Task requirements: In the entries below, count the lines holding "sporting". Reply with the number only.
-- start Record list --
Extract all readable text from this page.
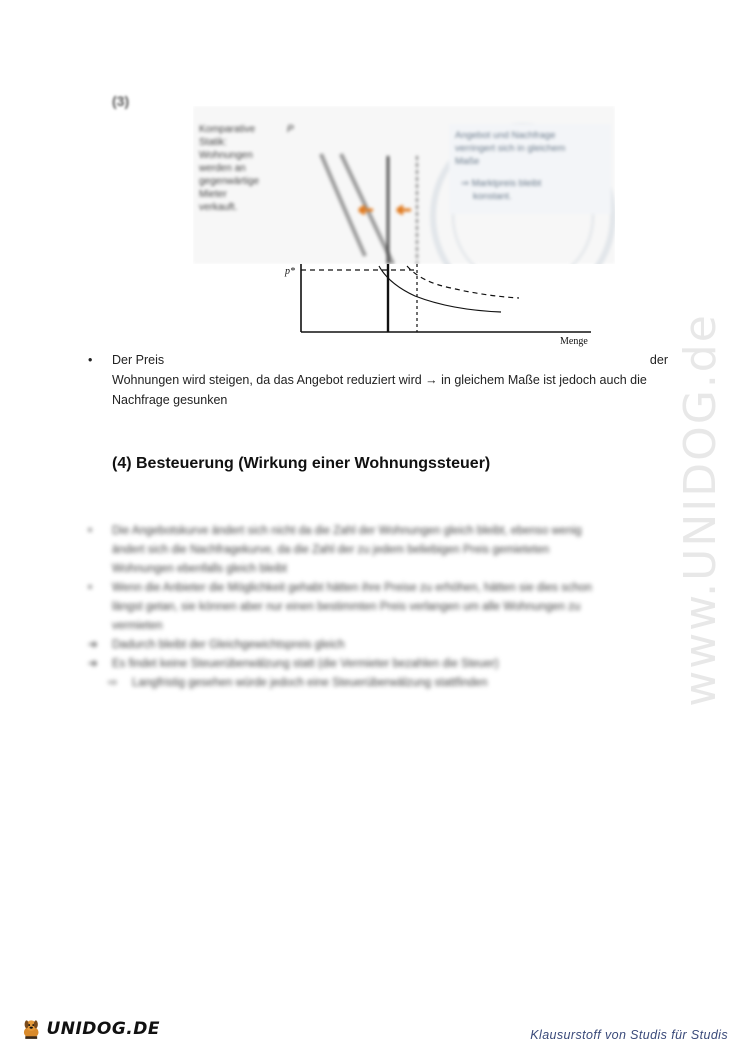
www.UNIDOG.de
(3)
Komparative
Statik:
Wohnungen
werden an
gegenwärtige
Mieter
verkauft.
Angebot und Nachfrage
verringert sich in gleichem
Maße
⇒ Marktpreis bleibt
konstant.
P
p*
Menge
•	Der Preis	der
Wohnungen wird steigen, da das Angebot reduziert wird → in gleichem Maße ist jedoch auch die
Nachfrage gesunken
(4) Besteuerung (Wirkung einer Wohnungssteuer)
•	Die Angebotskurve ändert sich nicht da die Zahl der Wohnungen gleich bleibt, ebenso wenig
ändert sich die Nachfragekurve, da die Zahl der zu jedem beliebigen Preis gemieteten
Wohnungen ebenfalls gleich bleibt
•	Wenn die Anbieter die Möglichkeit gehabt hätten ihre Preise zu erhöhen, hätten sie dies schon
längst getan, sie können aber nur einen bestimmten Preis verlangen um alle Wohnungen zu
vermieten
➔	Dadurch bleibt der Gleichgewichtspreis gleich
➔	Es findet keine Steuerüberwälzung statt (die Vermieter bezahlen die Steuer)
⇨	Langfristig gesehen würde jedoch eine Steuerüberwälzung stattfinden
UNIDOG.DE	Klausurstoff von Studis für Studis
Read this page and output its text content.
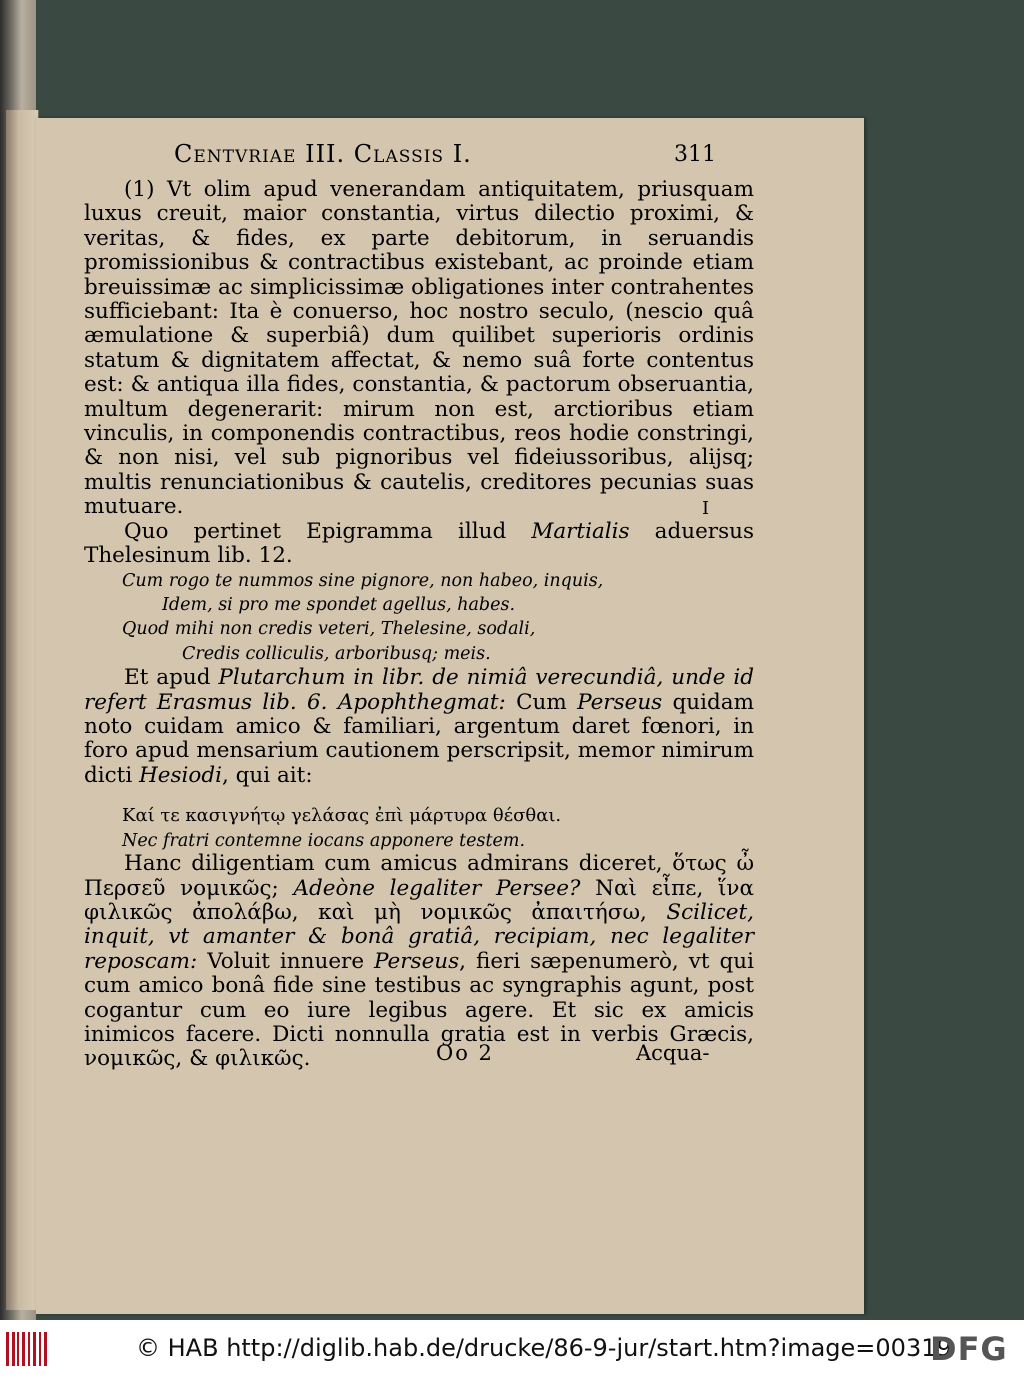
Centvriae III. Classis I.	311

(1) Vt olim apud venerandam antiquitatem, priusquam luxus creuit, maior constantia, virtus dilectio proximi, & veritas, & fides, ex parte debitorum, in seruandis promissionibus & contractibus existebant, ac proinde etiam breuissimæ ac simplicissimæ obligationes inter contrahentes sufficiebant: Ita è conuerso, hoc nostro seculo, (nescio quâ æmulatione & superbiâ) dum quilibet superioris ordinis statum & dignitatem affectat, & nemo suâ forte contentus est: & antiqua illa fides, constantia, & pactorum obseruantia, multum degenerarit: mirum non est, arctioribus etiam vinculis, in componendis contractibus, reos hodie constringi, & non nisi, vel sub pignoribus vel fideiussoribus, alijsq; multis renunciationibus & cautelis, creditores pecunias suas mutuare.

Quo pertinet Epigramma illud Martialis aduersus Thelesinum lib. 12.

Cum rogo te nummos sine pignore, non habeo, inquis,
Idem, si pro me spondet agellus, habes.
Quod mihi non credis veteri, Thelesine, sodali,
Credis colliculis, arboribusq; meis.

Et apud Plutarchum in libr. de nimiâ verecundiâ, unde id refert Erasmus lib. 6. Apophthegmat: Cum Perseus quidam noto cuidam amico & familiari, argentum daret fœnori, in foro apud mensarium cautionem perscripsit, memor nimirum dicti Hesiodi, qui ait:

Καί τε κασιγνήτῳ γελάσας ἐπὶ μάρτυρα θέσθαι.
Nec fratri contemne iocans apponere testem.

Hanc diligentiam cum amicus admirans diceret, ὅτως ὦ Περσεῦ νομικῶς; Adeòne legaliter Persee? Ναὶ εἶπε, ἵνα φιλικῶς ἀπολάβω, καὶ μὴ νομικῶς ἀπαιτήσω, Scilicet, inquit, vt amanter & bonâ gratiâ, recipiam, nec legaliter reposcam: Voluit innuere Perseus, fieri sæpenumerò, vt qui cum amico bonâ fide sine testibus ac syngraphis agunt, post cogantur cum eo iure legibus agere. Et sic ex amicis inimicos facere. Dicti nonnulla gratia est in verbis Græcis, νομικῶς, & φιλικῶς.

I
Oo 2	Acqua-
© HAB http://diglib.hab.de/drucke/86-9-jur/start.htm?image=00319
DFG
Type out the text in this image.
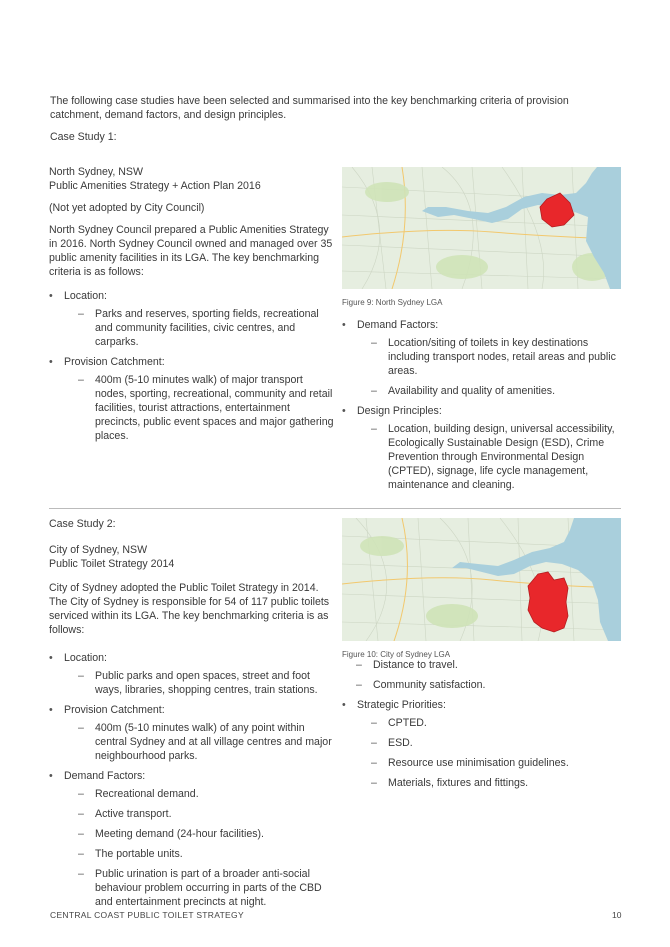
The following case studies have been selected and summarised into the key benchmarking criteria of provision catchment, demand factors, and design principles.
Case Study 1:

North Sydney, NSW

Public Amenities Strategy + Action Plan 2016

(Not yet adopted by City Council)

North Sydney Council prepared a Public Amenities Strategy in 2016. North Sydney Council owned and managed over 35 public amenity facilities in its LGA. The key benchmarking criteria is as follows:

• Location:
– Parks and reserves, sporting fields, recreational and community facilities, civic centres, and carparks.
• Provision Catchment:
– 400m (5-10 minutes walk) of major transport nodes, sporting, recreational, community and retail facilities, tourist attractions, entertainment precincts, public event spaces and major gathering places.
Figure 9: North Sydney LGA
• Demand Factors:
– Location/siting of toilets in key destinations including transport nodes, retail areas and public areas.
– Availability and quality of amenities.
• Design Principles:
– Location, building design, universal accessibility, Ecologically Sustainable Design (ESD), Crime Prevention through Environmental Design (CPTED), signage, life cycle management, maintenance and cleaning.

Case Study 2:

City of Sydney, NSW

Public Toilet Strategy 2014

City of Sydney adopted the Public Toilet Strategy in 2014. The City of Sydney is responsible for 54 of 117 public toilets serviced within its LGA. The key benchmarking criteria is as follows:

• Location:
– Public parks and open spaces, street and foot ways, libraries, shopping centres, train stations.
• Provision Catchment:
– 400m (5-10 minutes walk) of any point within central Sydney and at all village centres and major neighbourhood parks.
• Demand Factors:
– Recreational demand.
– Active transport.
– Meeting demand (24-hour facilities).
– The portable units.
– Public urination is part of a broader anti-social behaviour problem occurring in parts of the CBD and entertainment precincts at night.
Figure 10: City of Sydney LGA
– Distance to travel.
– Community satisfaction.
• Strategic Priorities:
– CPTED.
– ESD.
– Resource use minimisation guidelines.
– Materials, fixtures and fittings.
CENTRAL COAST PUBLIC TOILET STRATEGY	10
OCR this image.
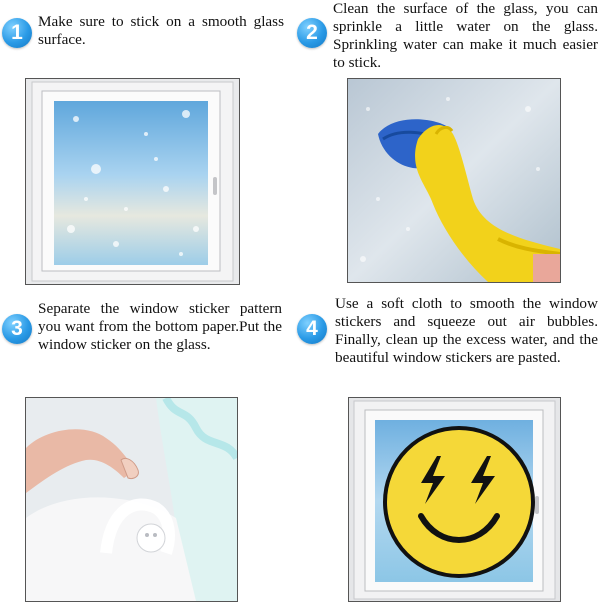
1 Make sure to stick on a smooth glass surface.	2

Clean the surface of the glass, you can sprinkle a little water on the glass. Sprinkling water can make it much easier to stick.

3

Separate the window sticker pattern you want from the bottom paper.Put the window sticker on the glass.

4

Use a soft cloth to smooth the window stickers and squeeze out air bubbles. Finally, clean up the excess water, and the beautiful window stickers are pasted.
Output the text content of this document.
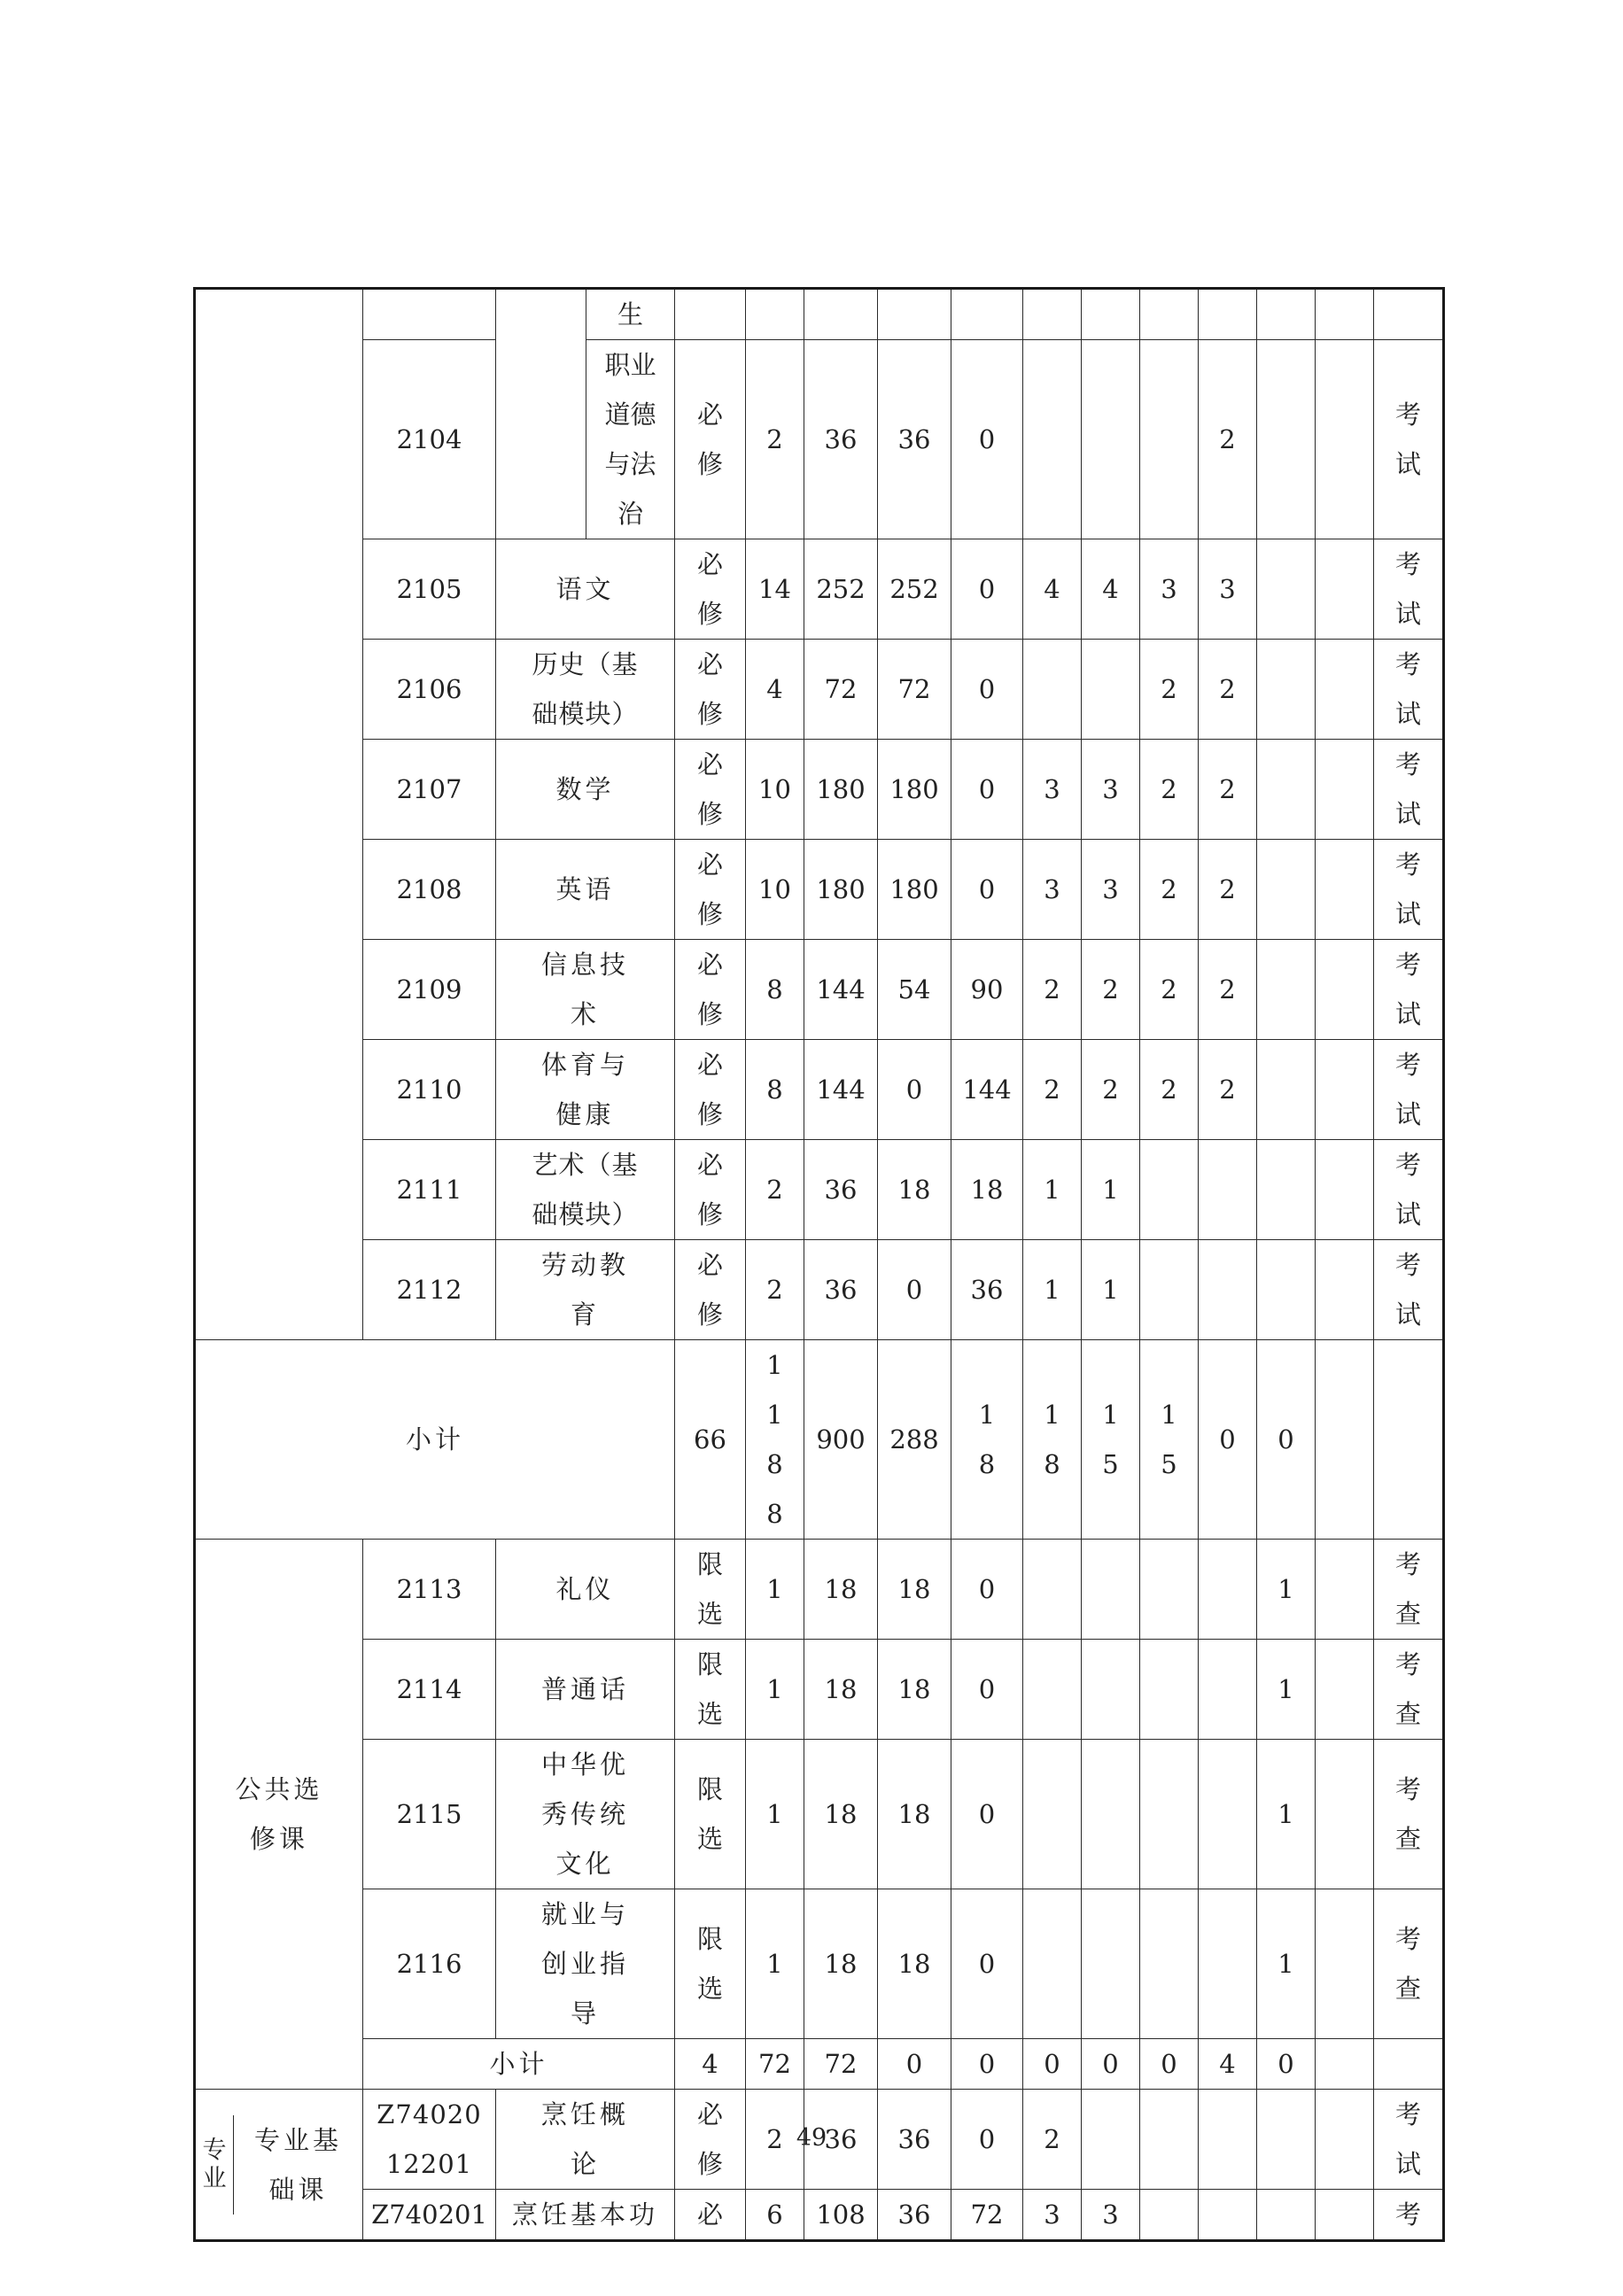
			生												
	2104		职业道德与法治	必修	2	36	36	0				2			考试
	2105	语文		必修	14	252	252	0	4	4	3	3			考试
	2106	历史（基础模块）		必修	4	72	72	0			2	2			考试
	2107	数学		必修	10	180	180	0	3	3	2	2			考试
	2108	英语		必修	10	180	180	0	3	3	2	2			考试
	2109	信息技术		必修	8	144	54	90	2	2	2	2			考试
	2110	体育与健康		必修	8	144	0	144	2	2	2	2			考试
	2111	艺术（基础模块）		必修	2	36	18	18	1	1					考试
	2112	劳动教育		必修	2	36	0	36	1	1					考试
小计				66	1188	900	288	18	18	15	15	0	0		
公共选修课	2113	礼仪		限选	1	18	18	0					1		考查
	2114	普通话		限选	1	18	18	0					1		考查
	2115	中华优秀传统文化		限选	1	18	18	0					1		考查
	2116	就业与创业指导		限选	1	18	18	0					1		考查
	小计			4	72	72	0	0	0	0	0	4	0		

专业
专业基础课	Z7402012201	烹饪概论		必修	2	36	36	0	2						考试
	Z740201	烹饪基本功		必	6	108	36	72	3	3					考
49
-- end Record list --
Response: 2